Collected data entries
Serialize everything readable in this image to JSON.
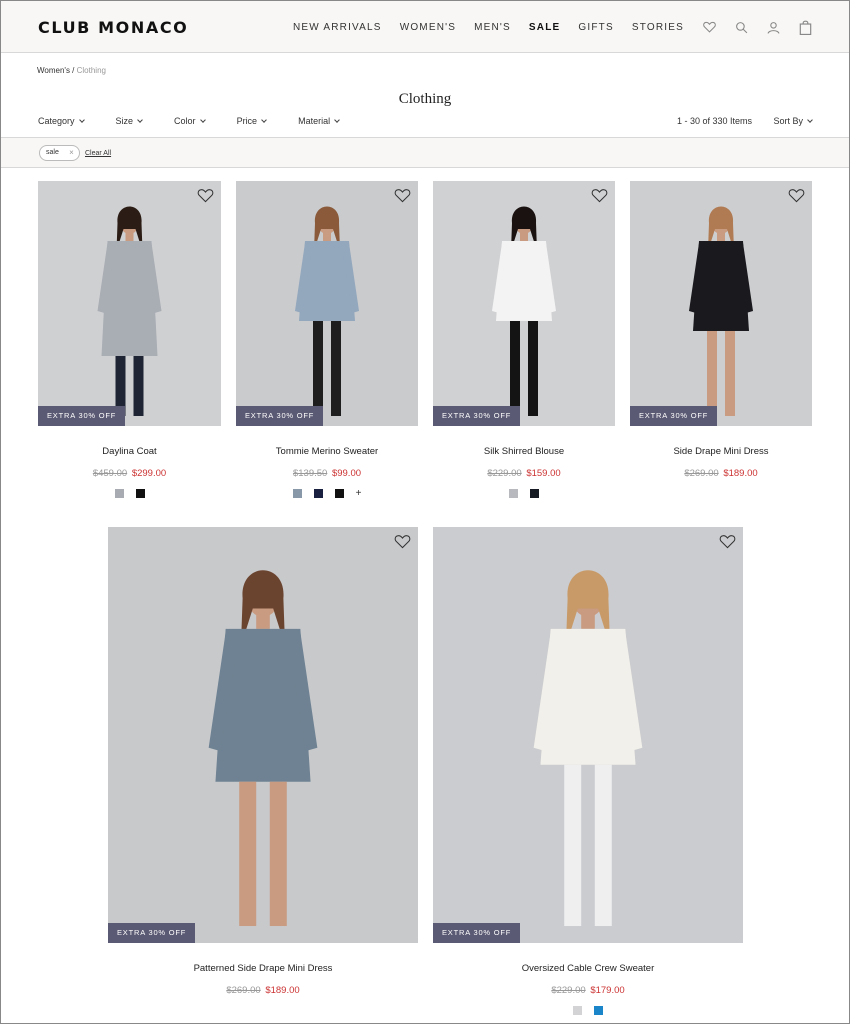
{
  "brand": "CLUB MONACO",
  "nav": [
    "NEW ARRIVALS",
    "WOMEN'S",
    "MEN'S",
    "SALE",
    "GIFTS",
    "STORIES"
  ],
  "nav_bold": "SALE",
  "icons": [
    "heart-icon",
    "search-icon",
    "user-icon",
    "bag-icon"
  ],
  "breadcrumb": {
    "parent": "Women's",
    "sep": " / ",
    "current": "Clothing"
  },
  "title": "Clothing",
  "filters": [
    "Category",
    "Size",
    "Color",
    "Price",
    "Material"
  ],
  "results": "1 - 30 of 330 Items",
  "sort": "Sort By",
  "active_filter": {
    "chip": "sale",
    "remove": "×",
    "clear": "Clear All"
  },
  "badge_text": "EXTRA 30% OFF",
  "products": [
    {
      "name": "Daylina Coat",
      "old": "$459.00",
      "new": "$299.00",
      "swatches": [
        "#a9abb3",
        "#111111"
      ],
      "more": "",
      "bg": "#cfd0d2"
    },
    {
      "name": "Tommie Merino Sweater",
      "old": "$139.50",
      "new": "$99.00",
      "swatches": [
        "#8898a8",
        "#1a2040",
        "#111111"
      ],
      "more": "+",
      "bg": "#c9cbcd"
    },
    {
      "name": "Silk Shirred Blouse",
      "old": "$229.00",
      "new": "$159.00",
      "swatches": [
        "#b8b9be",
        "#161a22"
      ],
      "more": "",
      "bg": "#d0d1d3"
    },
    {
      "name": "Side Drape Mini Dress",
      "old": "$269.00",
      "new": "$189.00",
      "swatches": [],
      "more": "",
      "bg": "#cdced0"
    },
    {
      "name": "Patterned Side Drape Mini Dress",
      "old": "$269.00",
      "new": "$189.00",
      "swatches": [],
      "more": "",
      "bg": "#c8c9cb"
    },
    {
      "name": "Oversized Cable Crew Sweater",
      "old": "$229.00",
      "new": "$179.00",
      "swatches": [
        "#d3d3d5",
        "#1a86c9"
      ],
      "more": "",
      "bg": "#cbcccf"
    }
  ]
}
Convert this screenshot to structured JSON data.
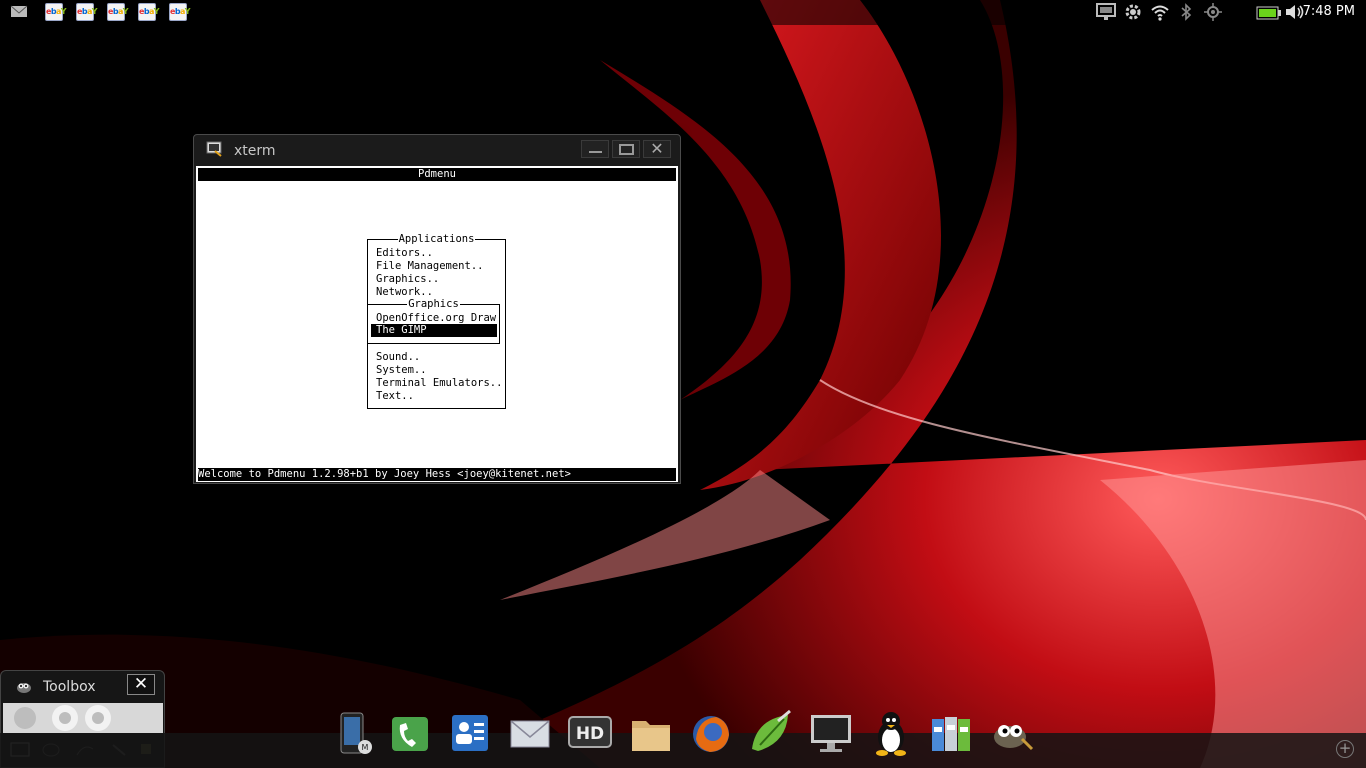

▶ _Task to complete_
Could you reproduce every record above exactly, leaving out the pictures?

▶ _Expected output_
Serialize everything readable in this image to JSON.
{
  "brand": "CLUB MONACO",
  "nav": [
    "NEW ARRIVALS",
    "WOMEN'S",
    "MEN'S",
    "SALE",
    "GIFTS",
    "STORIES"
  ],
  "nav_bold": "SALE",
  "icons": [
    "heart-icon",
    "search-icon",
    "user-icon",
    "bag-icon"
  ],
  "breadcrumb": {
    "parent": "Women's",
    "sep": " / ",
    "current": "Clothing"
  },
  "title": "Clothing",
  "filters": [
    "Category",
    "Size",
    "Color",
    "Price",
    "Material"
  ],
  "results": "1 - 30 of 330 Items",
  "sort": "Sort By",
  "active_filter": {
    "chip": "sale",
    "remove": "×",
    "clear": "Clear All"
  },
  "badge_text": "EXTRA 30% OFF",
  "products": [
    {
      "name": "Daylina Coat",
      "old": "$459.00",
      "new": "$299.00",
      "swatches": [
        "#a9abb3",
        "#111111"
      ],
      "more": "",
      "bg": "#cfd0d2"
    },
    {
      "name": "Tommie Merino Sweater",
      "old": "$139.50",
      "new": "$99.00",
      "swatches": [
        "#8898a8",
        "#1a2040",
        "#111111"
      ],
      "more": "+",
      "bg": "#c9cbcd"
    },
    {
      "name": "Silk Shirred Blouse",
      "old": "$229.00",
      "new": "$159.00",
      "swatches": [
        "#b8b9be",
        "#161a22"
      ],
      "more": "",
      "bg": "#d0d1d3"
    },
    {
      "name": "Side Drape Mini Dress",
      "old": "$269.00",
      "new": "$189.00",
      "swatches": [],
      "more": "",
      "bg": "#cdced0"
    },
    {
      "name": "Patterned Side Drape Mini Dress",
      "old": "$269.00",
      "new": "$189.00",
      "swatches": [],
      "more": "",
      "bg": "#c8c9cb"
    },
    {
      "name": "Oversized Cable Crew Sweater",
      "old": "$229.00",
      "new": "$179.00",
      "swatches": [
        "#d3d3d5",
        "#1a86c9"
      ],
      "more": "",
      "bg": "#cbcccf"
    }
  ]
}
Convert this screenshot to structured JSON data.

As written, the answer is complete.